[WHAT YOU HAVE TO DO]
In your copy, leave out the pictures; write out all the data exactly.

Part of a data file:
⁂

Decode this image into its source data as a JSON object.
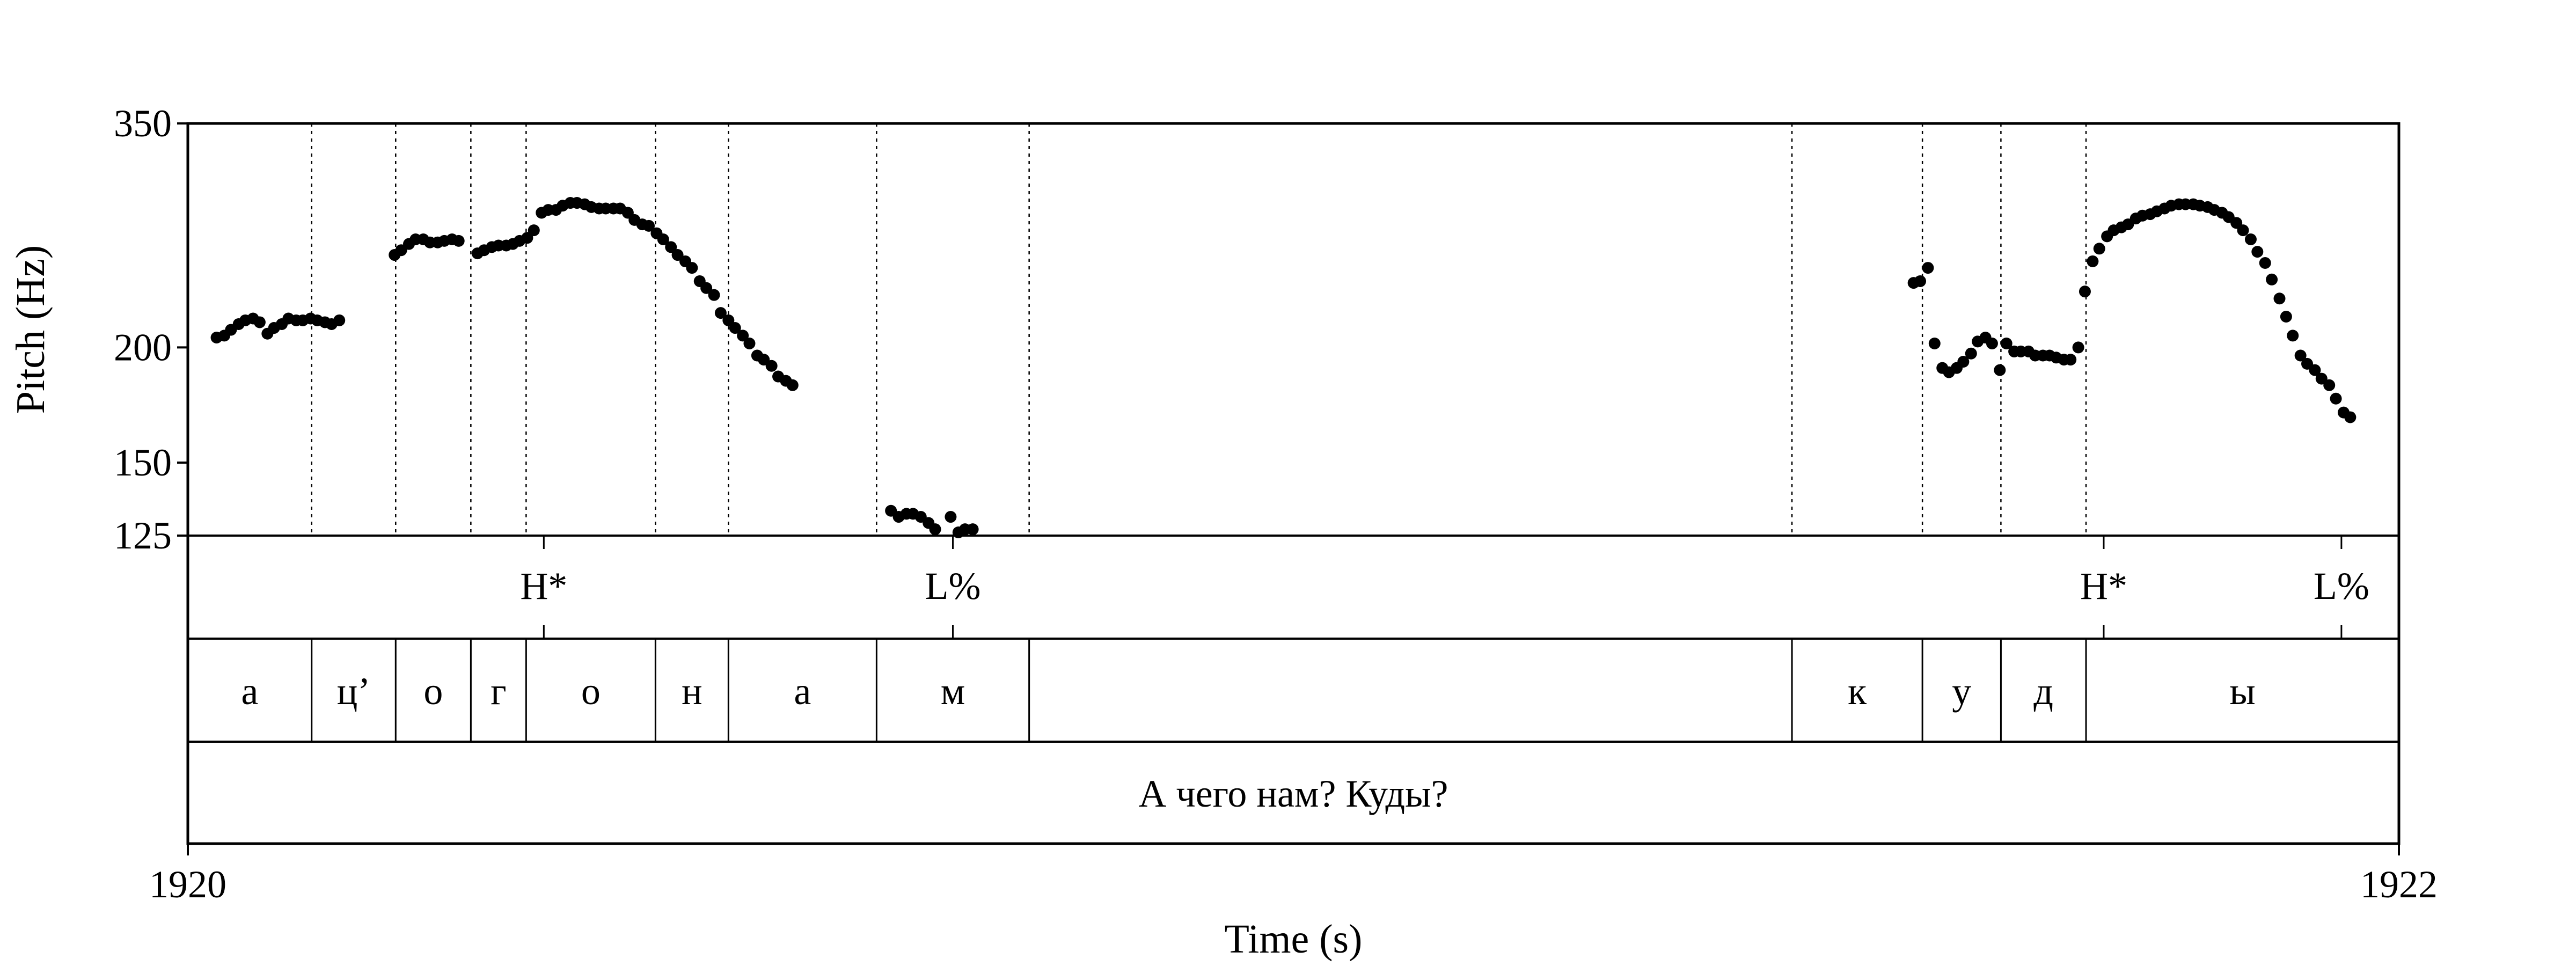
{
  "chart_data": {
    "type": "scatter",
    "xlabel": "Time (s)",
    "ylabel": "Pitch (Hz)",
    "xlim": [
      1920,
      1922
    ],
    "ylim": [
      125,
      350
    ],
    "y_scale": "log",
    "x_ticks": [
      "1920",
      "1922"
    ],
    "y_ticks": [
      125,
      150,
      200,
      350
    ],
    "marker_color": "#000000",
    "pitch_points": [
      [
        1920.026,
        205
      ],
      [
        1920.033,
        206
      ],
      [
        1920.039,
        209
      ],
      [
        1920.046,
        212
      ],
      [
        1920.052,
        214
      ],
      [
        1920.059,
        215
      ],
      [
        1920.065,
        213
      ],
      [
        1920.072,
        207
      ],
      [
        1920.078,
        210
      ],
      [
        1920.085,
        212
      ],
      [
        1920.091,
        215
      ],
      [
        1920.098,
        214
      ],
      [
        1920.104,
        214
      ],
      [
        1920.111,
        215
      ],
      [
        1920.117,
        214
      ],
      [
        1920.124,
        213
      ],
      [
        1920.13,
        212
      ],
      [
        1920.137,
        214
      ],
      [
        1920.187,
        252
      ],
      [
        1920.193,
        255
      ],
      [
        1920.2,
        259
      ],
      [
        1920.206,
        262
      ],
      [
        1920.213,
        262
      ],
      [
        1920.219,
        260
      ],
      [
        1920.226,
        260
      ],
      [
        1920.232,
        261
      ],
      [
        1920.239,
        262
      ],
      [
        1920.245,
        261
      ],
      [
        1920.262,
        253
      ],
      [
        1920.268,
        255
      ],
      [
        1920.275,
        257
      ],
      [
        1920.281,
        258
      ],
      [
        1920.288,
        258
      ],
      [
        1920.294,
        259
      ],
      [
        1920.3,
        261
      ],
      [
        1920.307,
        263
      ],
      [
        1920.313,
        268
      ],
      [
        1920.32,
        280
      ],
      [
        1920.326,
        282
      ],
      [
        1920.333,
        282
      ],
      [
        1920.339,
        285
      ],
      [
        1920.346,
        287
      ],
      [
        1920.352,
        287
      ],
      [
        1920.359,
        286
      ],
      [
        1920.365,
        284
      ],
      [
        1920.372,
        283
      ],
      [
        1920.378,
        283
      ],
      [
        1920.385,
        283
      ],
      [
        1920.391,
        283
      ],
      [
        1920.398,
        280
      ],
      [
        1920.404,
        275
      ],
      [
        1920.411,
        272
      ],
      [
        1920.417,
        271
      ],
      [
        1920.424,
        266
      ],
      [
        1920.43,
        262
      ],
      [
        1920.437,
        257
      ],
      [
        1920.443,
        252
      ],
      [
        1920.45,
        248
      ],
      [
        1920.456,
        244
      ],
      [
        1920.463,
        236
      ],
      [
        1920.469,
        232
      ],
      [
        1920.476,
        228
      ],
      [
        1920.482,
        218
      ],
      [
        1920.489,
        214
      ],
      [
        1920.495,
        210
      ],
      [
        1920.502,
        206
      ],
      [
        1920.508,
        202
      ],
      [
        1920.515,
        196
      ],
      [
        1920.521,
        194
      ],
      [
        1920.528,
        191
      ],
      [
        1920.534,
        186
      ],
      [
        1920.541,
        184
      ],
      [
        1920.547,
        182
      ],
      [
        1920.636,
        133
      ],
      [
        1920.643,
        131
      ],
      [
        1920.65,
        132
      ],
      [
        1920.656,
        132
      ],
      [
        1920.663,
        131
      ],
      [
        1920.67,
        129
      ],
      [
        1920.676,
        127
      ],
      [
        1920.69,
        131
      ],
      [
        1920.697,
        126
      ],
      [
        1920.703,
        127
      ],
      [
        1920.71,
        127
      ],
      [
        1921.561,
        235
      ],
      [
        1921.567,
        236
      ],
      [
        1921.574,
        244
      ],
      [
        1921.58,
        202
      ],
      [
        1921.587,
        190
      ],
      [
        1921.593,
        188
      ],
      [
        1921.6,
        190
      ],
      [
        1921.606,
        193
      ],
      [
        1921.613,
        197
      ],
      [
        1921.619,
        203
      ],
      [
        1921.626,
        205
      ],
      [
        1921.632,
        202
      ],
      [
        1921.639,
        189
      ],
      [
        1921.645,
        202
      ],
      [
        1921.652,
        198
      ],
      [
        1921.658,
        198
      ],
      [
        1921.665,
        198
      ],
      [
        1921.671,
        196
      ],
      [
        1921.678,
        196
      ],
      [
        1921.684,
        196
      ],
      [
        1921.69,
        195
      ],
      [
        1921.697,
        194
      ],
      [
        1921.703,
        194
      ],
      [
        1921.71,
        200
      ],
      [
        1921.716,
        230
      ],
      [
        1921.723,
        248
      ],
      [
        1921.729,
        256
      ],
      [
        1921.736,
        264
      ],
      [
        1921.742,
        268
      ],
      [
        1921.749,
        270
      ],
      [
        1921.755,
        272
      ],
      [
        1921.762,
        276
      ],
      [
        1921.768,
        278
      ],
      [
        1921.775,
        279
      ],
      [
        1921.781,
        281
      ],
      [
        1921.788,
        283
      ],
      [
        1921.794,
        285
      ],
      [
        1921.801,
        286
      ],
      [
        1921.807,
        286
      ],
      [
        1921.814,
        286
      ],
      [
        1921.82,
        285
      ],
      [
        1921.827,
        284
      ],
      [
        1921.833,
        282
      ],
      [
        1921.84,
        280
      ],
      [
        1921.846,
        277
      ],
      [
        1921.853,
        273
      ],
      [
        1921.859,
        268
      ],
      [
        1921.866,
        262
      ],
      [
        1921.872,
        254
      ],
      [
        1921.879,
        247
      ],
      [
        1921.885,
        237
      ],
      [
        1921.892,
        226
      ],
      [
        1921.898,
        216
      ],
      [
        1921.904,
        206
      ],
      [
        1921.911,
        196
      ],
      [
        1921.917,
        192
      ],
      [
        1921.924,
        189
      ],
      [
        1921.93,
        185
      ],
      [
        1921.937,
        182
      ],
      [
        1921.943,
        176
      ],
      [
        1921.95,
        170
      ],
      [
        1921.956,
        168
      ]
    ],
    "segment_boundaries": [
      1920.112,
      1920.188,
      1920.256,
      1920.306,
      1920.423,
      1920.489,
      1920.623,
      1920.761,
      1921.451,
      1921.569,
      1921.64,
      1921.717,
      1922.0
    ],
    "tone_tier": {
      "labels": [
        "H*",
        "L%",
        "H*",
        "L%"
      ],
      "times": [
        1920.322,
        1920.692,
        1921.733,
        1921.948
      ]
    },
    "segment_tier": {
      "labels": [
        "а",
        "ц’",
        "о",
        "г",
        "о",
        "н",
        "а",
        "м",
        "",
        "к",
        "у",
        "д",
        "ы"
      ],
      "intervals": [
        [
          1920.0,
          1920.112
        ],
        [
          1920.112,
          1920.188
        ],
        [
          1920.188,
          1920.256
        ],
        [
          1920.256,
          1920.306
        ],
        [
          1920.306,
          1920.423
        ],
        [
          1920.423,
          1920.489
        ],
        [
          1920.489,
          1920.623
        ],
        [
          1920.623,
          1920.761
        ],
        [
          1920.761,
          1921.451
        ],
        [
          1921.451,
          1921.569
        ],
        [
          1921.569,
          1921.64
        ],
        [
          1921.64,
          1921.717
        ],
        [
          1921.717,
          1922.0
        ]
      ]
    },
    "phrase_tier": {
      "text": "А чего нам? Куды?",
      "interval": [
        1920.0,
        1922.0
      ]
    }
  }
}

⁂

[FULL OUTPUT]
Decode this image into its source data as a JSON object.
{
  "chart_data": {
    "type": "scatter",
    "xlabel": "Time (s)",
    "ylabel": "Pitch (Hz)",
    "xlim": [
      1920,
      1922
    ],
    "ylim": [
      125,
      350
    ],
    "y_scale": "log",
    "x_ticks": [
      "1920",
      "1922"
    ],
    "y_ticks": [
      125,
      150,
      200,
      350
    ],
    "marker_color": "#000000",
    "pitch_points": [
      [
        1920.026,
        205
      ],
      [
        1920.033,
        206
      ],
      [
        1920.039,
        209
      ],
      [
        1920.046,
        212
      ],
      [
        1920.052,
        214
      ],
      [
        1920.059,
        215
      ],
      [
        1920.065,
        213
      ],
      [
        1920.072,
        207
      ],
      [
        1920.078,
        210
      ],
      [
        1920.085,
        212
      ],
      [
        1920.091,
        215
      ],
      [
        1920.098,
        214
      ],
      [
        1920.104,
        214
      ],
      [
        1920.111,
        215
      ],
      [
        1920.117,
        214
      ],
      [
        1920.124,
        213
      ],
      [
        1920.13,
        212
      ],
      [
        1920.137,
        214
      ],
      [
        1920.187,
        252
      ],
      [
        1920.193,
        255
      ],
      [
        1920.2,
        259
      ],
      [
        1920.206,
        262
      ],
      [
        1920.213,
        262
      ],
      [
        1920.219,
        260
      ],
      [
        1920.226,
        260
      ],
      [
        1920.232,
        261
      ],
      [
        1920.239,
        262
      ],
      [
        1920.245,
        261
      ],
      [
        1920.262,
        253
      ],
      [
        1920.268,
        255
      ],
      [
        1920.275,
        257
      ],
      [
        1920.281,
        258
      ],
      [
        1920.288,
        258
      ],
      [
        1920.294,
        259
      ],
      [
        1920.3,
        261
      ],
      [
        1920.307,
        263
      ],
      [
        1920.313,
        268
      ],
      [
        1920.32,
        280
      ],
      [
        1920.326,
        282
      ],
      [
        1920.333,
        282
      ],
      [
        1920.339,
        285
      ],
      [
        1920.346,
        287
      ],
      [
        1920.352,
        287
      ],
      [
        1920.359,
        286
      ],
      [
        1920.365,
        284
      ],
      [
        1920.372,
        283
      ],
      [
        1920.378,
        283
      ],
      [
        1920.385,
        283
      ],
      [
        1920.391,
        283
      ],
      [
        1920.398,
        280
      ],
      [
        1920.404,
        275
      ],
      [
        1920.411,
        272
      ],
      [
        1920.417,
        271
      ],
      [
        1920.424,
        266
      ],
      [
        1920.43,
        262
      ],
      [
        1920.437,
        257
      ],
      [
        1920.443,
        252
      ],
      [
        1920.45,
        248
      ],
      [
        1920.456,
        244
      ],
      [
        1920.463,
        236
      ],
      [
        1920.469,
        232
      ],
      [
        1920.476,
        228
      ],
      [
        1920.482,
        218
      ],
      [
        1920.489,
        214
      ],
      [
        1920.495,
        210
      ],
      [
        1920.502,
        206
      ],
      [
        1920.508,
        202
      ],
      [
        1920.515,
        196
      ],
      [
        1920.521,
        194
      ],
      [
        1920.528,
        191
      ],
      [
        1920.534,
        186
      ],
      [
        1920.541,
        184
      ],
      [
        1920.547,
        182
      ],
      [
        1920.636,
        133
      ],
      [
        1920.643,
        131
      ],
      [
        1920.65,
        132
      ],
      [
        1920.656,
        132
      ],
      [
        1920.663,
        131
      ],
      [
        1920.67,
        129
      ],
      [
        1920.676,
        127
      ],
      [
        1920.69,
        131
      ],
      [
        1920.697,
        126
      ],
      [
        1920.703,
        127
      ],
      [
        1920.71,
        127
      ],
      [
        1921.561,
        235
      ],
      [
        1921.567,
        236
      ],
      [
        1921.574,
        244
      ],
      [
        1921.58,
        202
      ],
      [
        1921.587,
        190
      ],
      [
        1921.593,
        188
      ],
      [
        1921.6,
        190
      ],
      [
        1921.606,
        193
      ],
      [
        1921.613,
        197
      ],
      [
        1921.619,
        203
      ],
      [
        1921.626,
        205
      ],
      [
        1921.632,
        202
      ],
      [
        1921.639,
        189
      ],
      [
        1921.645,
        202
      ],
      [
        1921.652,
        198
      ],
      [
        1921.658,
        198
      ],
      [
        1921.665,
        198
      ],
      [
        1921.671,
        196
      ],
      [
        1921.678,
        196
      ],
      [
        1921.684,
        196
      ],
      [
        1921.69,
        195
      ],
      [
        1921.697,
        194
      ],
      [
        1921.703,
        194
      ],
      [
        1921.71,
        200
      ],
      [
        1921.716,
        230
      ],
      [
        1921.723,
        248
      ],
      [
        1921.729,
        256
      ],
      [
        1921.736,
        264
      ],
      [
        1921.742,
        268
      ],
      [
        1921.749,
        270
      ],
      [
        1921.755,
        272
      ],
      [
        1921.762,
        276
      ],
      [
        1921.768,
        278
      ],
      [
        1921.775,
        279
      ],
      [
        1921.781,
        281
      ],
      [
        1921.788,
        283
      ],
      [
        1921.794,
        285
      ],
      [
        1921.801,
        286
      ],
      [
        1921.807,
        286
      ],
      [
        1921.814,
        286
      ],
      [
        1921.82,
        285
      ],
      [
        1921.827,
        284
      ],
      [
        1921.833,
        282
      ],
      [
        1921.84,
        280
      ],
      [
        1921.846,
        277
      ],
      [
        1921.853,
        273
      ],
      [
        1921.859,
        268
      ],
      [
        1921.866,
        262
      ],
      [
        1921.872,
        254
      ],
      [
        1921.879,
        247
      ],
      [
        1921.885,
        237
      ],
      [
        1921.892,
        226
      ],
      [
        1921.898,
        216
      ],
      [
        1921.904,
        206
      ],
      [
        1921.911,
        196
      ],
      [
        1921.917,
        192
      ],
      [
        1921.924,
        189
      ],
      [
        1921.93,
        185
      ],
      [
        1921.937,
        182
      ],
      [
        1921.943,
        176
      ],
      [
        1921.95,
        170
      ],
      [
        1921.956,
        168
      ]
    ],
    "segment_boundaries": [
      1920.112,
      1920.188,
      1920.256,
      1920.306,
      1920.423,
      1920.489,
      1920.623,
      1920.761,
      1921.451,
      1921.569,
      1921.64,
      1921.717,
      1922.0
    ],
    "tone_tier": {
      "labels": [
        "H*",
        "L%",
        "H*",
        "L%"
      ],
      "times": [
        1920.322,
        1920.692,
        1921.733,
        1921.948
      ]
    },
    "segment_tier": {
      "labels": [
        "а",
        "ц’",
        "о",
        "г",
        "о",
        "н",
        "а",
        "м",
        "",
        "к",
        "у",
        "д",
        "ы"
      ],
      "intervals": [
        [
          1920.0,
          1920.112
        ],
        [
          1920.112,
          1920.188
        ],
        [
          1920.188,
          1920.256
        ],
        [
          1920.256,
          1920.306
        ],
        [
          1920.306,
          1920.423
        ],
        [
          1920.423,
          1920.489
        ],
        [
          1920.489,
          1920.623
        ],
        [
          1920.623,
          1920.761
        ],
        [
          1920.761,
          1921.451
        ],
        [
          1921.451,
          1921.569
        ],
        [
          1921.569,
          1921.64
        ],
        [
          1921.64,
          1921.717
        ],
        [
          1921.717,
          1922.0
        ]
      ]
    },
    "phrase_tier": {
      "text": "А чего нам? Куды?",
      "interval": [
        1920.0,
        1922.0
      ]
    }
  }
}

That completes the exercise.